§ **Given exercise**
State how many lines contain "Сиякин", and write nothing except that count.

§ **Recorded information**
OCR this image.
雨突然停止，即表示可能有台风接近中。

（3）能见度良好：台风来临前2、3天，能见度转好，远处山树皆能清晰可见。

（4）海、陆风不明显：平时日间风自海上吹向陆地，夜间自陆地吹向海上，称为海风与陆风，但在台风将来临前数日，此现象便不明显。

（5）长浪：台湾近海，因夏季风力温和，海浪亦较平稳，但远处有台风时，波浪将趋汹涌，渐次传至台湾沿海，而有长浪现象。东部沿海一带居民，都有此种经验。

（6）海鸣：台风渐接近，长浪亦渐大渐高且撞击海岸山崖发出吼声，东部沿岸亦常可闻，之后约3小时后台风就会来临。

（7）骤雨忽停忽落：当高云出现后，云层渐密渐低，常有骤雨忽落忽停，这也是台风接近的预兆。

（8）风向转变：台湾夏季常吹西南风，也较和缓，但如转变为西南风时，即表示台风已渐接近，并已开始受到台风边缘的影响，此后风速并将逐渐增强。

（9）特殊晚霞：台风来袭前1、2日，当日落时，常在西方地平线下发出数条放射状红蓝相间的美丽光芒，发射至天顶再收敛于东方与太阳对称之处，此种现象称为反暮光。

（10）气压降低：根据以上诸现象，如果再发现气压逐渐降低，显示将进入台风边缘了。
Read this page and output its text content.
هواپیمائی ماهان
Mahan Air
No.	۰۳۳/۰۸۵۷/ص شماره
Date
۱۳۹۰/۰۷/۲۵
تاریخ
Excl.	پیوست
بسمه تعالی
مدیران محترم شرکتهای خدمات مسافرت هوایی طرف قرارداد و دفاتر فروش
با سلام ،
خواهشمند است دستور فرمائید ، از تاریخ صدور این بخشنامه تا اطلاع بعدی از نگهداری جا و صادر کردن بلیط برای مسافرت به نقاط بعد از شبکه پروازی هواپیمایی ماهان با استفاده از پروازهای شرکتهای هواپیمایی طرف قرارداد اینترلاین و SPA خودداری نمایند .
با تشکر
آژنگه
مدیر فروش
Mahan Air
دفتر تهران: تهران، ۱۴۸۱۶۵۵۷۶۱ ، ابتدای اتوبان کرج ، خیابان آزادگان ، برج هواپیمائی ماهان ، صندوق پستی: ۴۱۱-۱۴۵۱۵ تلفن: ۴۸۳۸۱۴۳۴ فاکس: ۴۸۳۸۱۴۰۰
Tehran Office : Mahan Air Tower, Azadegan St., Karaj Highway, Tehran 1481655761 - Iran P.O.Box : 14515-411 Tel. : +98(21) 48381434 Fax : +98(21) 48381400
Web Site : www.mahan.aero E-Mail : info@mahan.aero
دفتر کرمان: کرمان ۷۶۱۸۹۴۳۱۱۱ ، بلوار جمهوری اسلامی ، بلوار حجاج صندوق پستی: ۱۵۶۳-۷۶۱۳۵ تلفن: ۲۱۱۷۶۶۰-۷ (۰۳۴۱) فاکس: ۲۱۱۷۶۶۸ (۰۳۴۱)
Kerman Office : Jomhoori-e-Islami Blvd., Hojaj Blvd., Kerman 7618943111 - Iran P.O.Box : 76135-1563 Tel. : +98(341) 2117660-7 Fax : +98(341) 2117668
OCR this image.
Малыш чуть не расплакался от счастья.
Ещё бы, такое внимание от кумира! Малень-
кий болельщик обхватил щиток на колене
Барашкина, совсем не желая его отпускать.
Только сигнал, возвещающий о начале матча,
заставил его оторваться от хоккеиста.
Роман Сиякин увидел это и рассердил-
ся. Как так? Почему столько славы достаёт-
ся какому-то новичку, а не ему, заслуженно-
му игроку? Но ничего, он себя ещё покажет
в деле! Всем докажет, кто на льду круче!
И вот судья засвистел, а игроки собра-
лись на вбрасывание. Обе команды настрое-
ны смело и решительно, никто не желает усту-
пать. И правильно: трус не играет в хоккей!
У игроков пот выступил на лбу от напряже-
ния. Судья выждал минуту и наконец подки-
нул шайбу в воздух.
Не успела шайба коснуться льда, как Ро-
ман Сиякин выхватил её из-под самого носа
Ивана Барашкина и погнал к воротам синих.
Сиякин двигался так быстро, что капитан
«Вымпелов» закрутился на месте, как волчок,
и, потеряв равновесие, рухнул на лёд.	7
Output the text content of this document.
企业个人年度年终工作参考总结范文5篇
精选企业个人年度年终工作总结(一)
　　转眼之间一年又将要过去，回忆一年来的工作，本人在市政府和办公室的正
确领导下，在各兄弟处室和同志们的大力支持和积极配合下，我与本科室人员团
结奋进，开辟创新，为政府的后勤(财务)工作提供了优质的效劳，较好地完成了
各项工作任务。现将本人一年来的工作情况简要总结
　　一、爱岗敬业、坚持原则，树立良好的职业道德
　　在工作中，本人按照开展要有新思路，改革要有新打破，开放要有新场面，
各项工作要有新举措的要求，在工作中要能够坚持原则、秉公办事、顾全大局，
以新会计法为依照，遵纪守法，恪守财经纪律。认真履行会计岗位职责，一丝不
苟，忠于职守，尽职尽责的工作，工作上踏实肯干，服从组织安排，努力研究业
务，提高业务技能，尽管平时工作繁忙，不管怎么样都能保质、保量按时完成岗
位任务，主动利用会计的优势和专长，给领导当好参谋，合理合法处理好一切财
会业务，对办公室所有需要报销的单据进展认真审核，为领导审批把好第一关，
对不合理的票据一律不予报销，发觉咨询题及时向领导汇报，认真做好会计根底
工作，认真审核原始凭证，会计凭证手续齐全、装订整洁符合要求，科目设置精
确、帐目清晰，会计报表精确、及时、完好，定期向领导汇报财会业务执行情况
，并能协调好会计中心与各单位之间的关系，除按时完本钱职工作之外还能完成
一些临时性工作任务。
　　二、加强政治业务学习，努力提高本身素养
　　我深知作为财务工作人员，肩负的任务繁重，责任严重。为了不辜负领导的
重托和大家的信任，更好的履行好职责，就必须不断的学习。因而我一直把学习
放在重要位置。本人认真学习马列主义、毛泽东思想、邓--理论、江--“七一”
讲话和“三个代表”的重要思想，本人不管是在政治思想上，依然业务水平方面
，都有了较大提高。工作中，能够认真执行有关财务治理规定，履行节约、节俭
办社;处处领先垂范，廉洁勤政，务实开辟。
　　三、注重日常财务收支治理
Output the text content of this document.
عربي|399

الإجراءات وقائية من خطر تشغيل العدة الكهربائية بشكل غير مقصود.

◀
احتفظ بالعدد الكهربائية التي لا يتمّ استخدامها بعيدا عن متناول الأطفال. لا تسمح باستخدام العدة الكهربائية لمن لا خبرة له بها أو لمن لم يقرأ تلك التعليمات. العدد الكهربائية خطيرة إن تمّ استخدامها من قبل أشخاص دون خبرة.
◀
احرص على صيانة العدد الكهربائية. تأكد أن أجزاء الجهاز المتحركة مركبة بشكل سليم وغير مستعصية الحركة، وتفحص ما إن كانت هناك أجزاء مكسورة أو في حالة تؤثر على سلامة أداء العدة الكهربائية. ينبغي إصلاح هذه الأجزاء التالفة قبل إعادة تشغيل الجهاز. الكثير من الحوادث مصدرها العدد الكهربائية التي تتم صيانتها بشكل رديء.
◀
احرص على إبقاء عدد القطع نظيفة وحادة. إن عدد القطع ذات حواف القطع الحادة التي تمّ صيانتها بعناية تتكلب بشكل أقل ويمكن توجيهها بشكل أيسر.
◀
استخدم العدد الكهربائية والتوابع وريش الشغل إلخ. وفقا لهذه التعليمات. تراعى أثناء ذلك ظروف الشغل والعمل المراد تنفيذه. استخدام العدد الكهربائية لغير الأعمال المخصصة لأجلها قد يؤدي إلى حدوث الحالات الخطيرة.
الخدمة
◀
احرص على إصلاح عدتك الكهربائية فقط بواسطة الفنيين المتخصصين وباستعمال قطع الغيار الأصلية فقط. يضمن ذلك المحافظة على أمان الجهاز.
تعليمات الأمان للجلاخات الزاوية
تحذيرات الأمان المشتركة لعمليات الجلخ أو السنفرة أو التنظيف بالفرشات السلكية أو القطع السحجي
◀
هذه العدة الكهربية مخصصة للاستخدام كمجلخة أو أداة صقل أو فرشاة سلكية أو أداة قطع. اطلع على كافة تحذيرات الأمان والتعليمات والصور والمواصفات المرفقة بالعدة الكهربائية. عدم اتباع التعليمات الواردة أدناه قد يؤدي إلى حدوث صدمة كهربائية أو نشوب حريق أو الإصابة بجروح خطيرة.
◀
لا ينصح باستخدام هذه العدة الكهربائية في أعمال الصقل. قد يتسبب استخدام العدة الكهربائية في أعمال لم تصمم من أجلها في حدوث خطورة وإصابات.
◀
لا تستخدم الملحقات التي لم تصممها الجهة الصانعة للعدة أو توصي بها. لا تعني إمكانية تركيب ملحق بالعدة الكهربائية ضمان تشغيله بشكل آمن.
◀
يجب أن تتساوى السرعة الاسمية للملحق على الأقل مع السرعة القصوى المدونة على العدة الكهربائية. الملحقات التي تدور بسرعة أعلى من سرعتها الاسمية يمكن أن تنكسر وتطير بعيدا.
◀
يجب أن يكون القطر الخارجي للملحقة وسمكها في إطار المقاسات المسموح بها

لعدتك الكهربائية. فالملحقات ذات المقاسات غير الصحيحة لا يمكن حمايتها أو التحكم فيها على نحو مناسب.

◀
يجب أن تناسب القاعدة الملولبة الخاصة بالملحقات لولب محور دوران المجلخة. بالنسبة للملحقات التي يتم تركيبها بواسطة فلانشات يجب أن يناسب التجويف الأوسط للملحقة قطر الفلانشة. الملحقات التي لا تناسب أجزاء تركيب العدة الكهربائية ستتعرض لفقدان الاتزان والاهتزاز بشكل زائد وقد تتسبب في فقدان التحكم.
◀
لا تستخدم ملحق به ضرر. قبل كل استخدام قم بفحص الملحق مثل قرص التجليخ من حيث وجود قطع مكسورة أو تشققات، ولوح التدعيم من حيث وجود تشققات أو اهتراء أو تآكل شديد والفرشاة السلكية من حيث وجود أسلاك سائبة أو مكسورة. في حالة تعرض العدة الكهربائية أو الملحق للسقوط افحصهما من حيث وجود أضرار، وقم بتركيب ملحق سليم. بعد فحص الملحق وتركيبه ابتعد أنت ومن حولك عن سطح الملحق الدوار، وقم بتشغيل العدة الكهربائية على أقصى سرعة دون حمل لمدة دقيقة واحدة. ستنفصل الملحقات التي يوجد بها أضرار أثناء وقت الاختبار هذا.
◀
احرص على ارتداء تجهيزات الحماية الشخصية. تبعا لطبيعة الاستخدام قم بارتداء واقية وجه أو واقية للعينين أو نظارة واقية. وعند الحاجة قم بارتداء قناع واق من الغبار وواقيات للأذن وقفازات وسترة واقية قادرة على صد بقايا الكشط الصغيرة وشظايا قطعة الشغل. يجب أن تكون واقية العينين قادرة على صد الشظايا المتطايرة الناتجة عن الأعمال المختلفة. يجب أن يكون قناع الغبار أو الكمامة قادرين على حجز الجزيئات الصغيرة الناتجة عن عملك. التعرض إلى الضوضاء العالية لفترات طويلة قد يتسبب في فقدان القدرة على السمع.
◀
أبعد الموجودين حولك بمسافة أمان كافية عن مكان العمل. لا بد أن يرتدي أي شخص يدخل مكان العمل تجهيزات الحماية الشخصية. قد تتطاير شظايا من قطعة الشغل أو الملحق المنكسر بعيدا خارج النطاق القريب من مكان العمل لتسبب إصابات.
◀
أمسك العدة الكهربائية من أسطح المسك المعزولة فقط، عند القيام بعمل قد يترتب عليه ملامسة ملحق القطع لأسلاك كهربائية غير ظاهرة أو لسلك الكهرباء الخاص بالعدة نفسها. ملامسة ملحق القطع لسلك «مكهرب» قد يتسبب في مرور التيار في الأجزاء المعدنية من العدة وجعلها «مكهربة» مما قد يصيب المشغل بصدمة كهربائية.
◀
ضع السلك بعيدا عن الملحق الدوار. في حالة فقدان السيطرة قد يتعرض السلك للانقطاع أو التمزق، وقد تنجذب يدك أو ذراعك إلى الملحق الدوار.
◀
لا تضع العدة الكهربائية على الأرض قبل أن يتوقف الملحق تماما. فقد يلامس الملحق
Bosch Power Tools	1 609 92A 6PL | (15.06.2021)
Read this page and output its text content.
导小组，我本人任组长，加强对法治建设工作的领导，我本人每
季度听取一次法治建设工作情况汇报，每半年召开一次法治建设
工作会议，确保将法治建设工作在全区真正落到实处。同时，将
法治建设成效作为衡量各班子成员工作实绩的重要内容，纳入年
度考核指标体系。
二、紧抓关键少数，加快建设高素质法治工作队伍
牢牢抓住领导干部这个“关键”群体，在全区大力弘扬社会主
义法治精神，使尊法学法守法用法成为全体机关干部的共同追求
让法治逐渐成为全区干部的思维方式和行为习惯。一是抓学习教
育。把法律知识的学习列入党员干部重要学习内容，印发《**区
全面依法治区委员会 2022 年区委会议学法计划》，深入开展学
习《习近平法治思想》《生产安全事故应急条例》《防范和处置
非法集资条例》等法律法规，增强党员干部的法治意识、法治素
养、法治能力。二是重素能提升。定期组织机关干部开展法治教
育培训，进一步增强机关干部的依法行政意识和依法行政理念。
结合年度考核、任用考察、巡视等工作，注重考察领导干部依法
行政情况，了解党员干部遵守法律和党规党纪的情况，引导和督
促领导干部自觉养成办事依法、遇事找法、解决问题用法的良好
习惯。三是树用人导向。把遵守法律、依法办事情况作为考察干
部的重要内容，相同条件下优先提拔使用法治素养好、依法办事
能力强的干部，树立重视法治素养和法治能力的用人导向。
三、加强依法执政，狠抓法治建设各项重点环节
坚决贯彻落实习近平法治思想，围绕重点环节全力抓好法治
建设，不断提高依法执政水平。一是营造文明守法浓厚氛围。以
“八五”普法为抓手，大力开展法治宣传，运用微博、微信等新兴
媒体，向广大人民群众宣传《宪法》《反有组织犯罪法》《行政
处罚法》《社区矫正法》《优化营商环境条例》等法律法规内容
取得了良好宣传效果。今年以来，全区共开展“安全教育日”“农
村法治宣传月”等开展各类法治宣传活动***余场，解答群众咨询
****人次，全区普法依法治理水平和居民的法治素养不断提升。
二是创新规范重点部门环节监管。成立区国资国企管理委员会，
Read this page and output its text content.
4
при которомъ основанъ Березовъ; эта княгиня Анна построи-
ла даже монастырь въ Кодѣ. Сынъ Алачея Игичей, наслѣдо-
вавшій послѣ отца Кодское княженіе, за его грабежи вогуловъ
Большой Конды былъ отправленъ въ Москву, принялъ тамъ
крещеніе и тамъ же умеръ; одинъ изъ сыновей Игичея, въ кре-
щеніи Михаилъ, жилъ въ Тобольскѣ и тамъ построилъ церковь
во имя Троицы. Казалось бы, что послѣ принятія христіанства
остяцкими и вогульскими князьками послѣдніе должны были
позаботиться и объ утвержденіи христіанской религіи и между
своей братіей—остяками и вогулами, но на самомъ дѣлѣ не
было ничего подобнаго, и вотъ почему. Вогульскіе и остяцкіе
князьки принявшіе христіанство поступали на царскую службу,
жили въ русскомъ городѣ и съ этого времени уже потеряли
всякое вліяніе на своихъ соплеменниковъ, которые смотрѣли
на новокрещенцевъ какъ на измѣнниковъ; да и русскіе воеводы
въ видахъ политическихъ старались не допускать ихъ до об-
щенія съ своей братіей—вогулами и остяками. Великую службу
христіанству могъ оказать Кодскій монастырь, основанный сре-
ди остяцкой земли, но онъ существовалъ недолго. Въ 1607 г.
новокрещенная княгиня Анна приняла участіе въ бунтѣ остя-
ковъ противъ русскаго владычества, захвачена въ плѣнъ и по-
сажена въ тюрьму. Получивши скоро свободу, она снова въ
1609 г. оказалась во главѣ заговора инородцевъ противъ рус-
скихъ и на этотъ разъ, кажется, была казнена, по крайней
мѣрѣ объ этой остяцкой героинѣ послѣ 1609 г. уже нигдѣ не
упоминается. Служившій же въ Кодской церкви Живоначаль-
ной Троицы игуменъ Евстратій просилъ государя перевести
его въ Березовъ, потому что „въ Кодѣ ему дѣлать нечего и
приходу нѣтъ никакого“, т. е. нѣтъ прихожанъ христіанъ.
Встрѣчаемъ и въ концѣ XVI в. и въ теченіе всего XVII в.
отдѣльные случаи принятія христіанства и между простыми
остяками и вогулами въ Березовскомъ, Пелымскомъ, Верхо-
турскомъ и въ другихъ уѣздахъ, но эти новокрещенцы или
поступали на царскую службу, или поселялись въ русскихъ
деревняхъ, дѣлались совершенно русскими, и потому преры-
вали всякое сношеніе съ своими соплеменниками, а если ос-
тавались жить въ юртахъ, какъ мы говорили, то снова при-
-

§ **Written answer**
3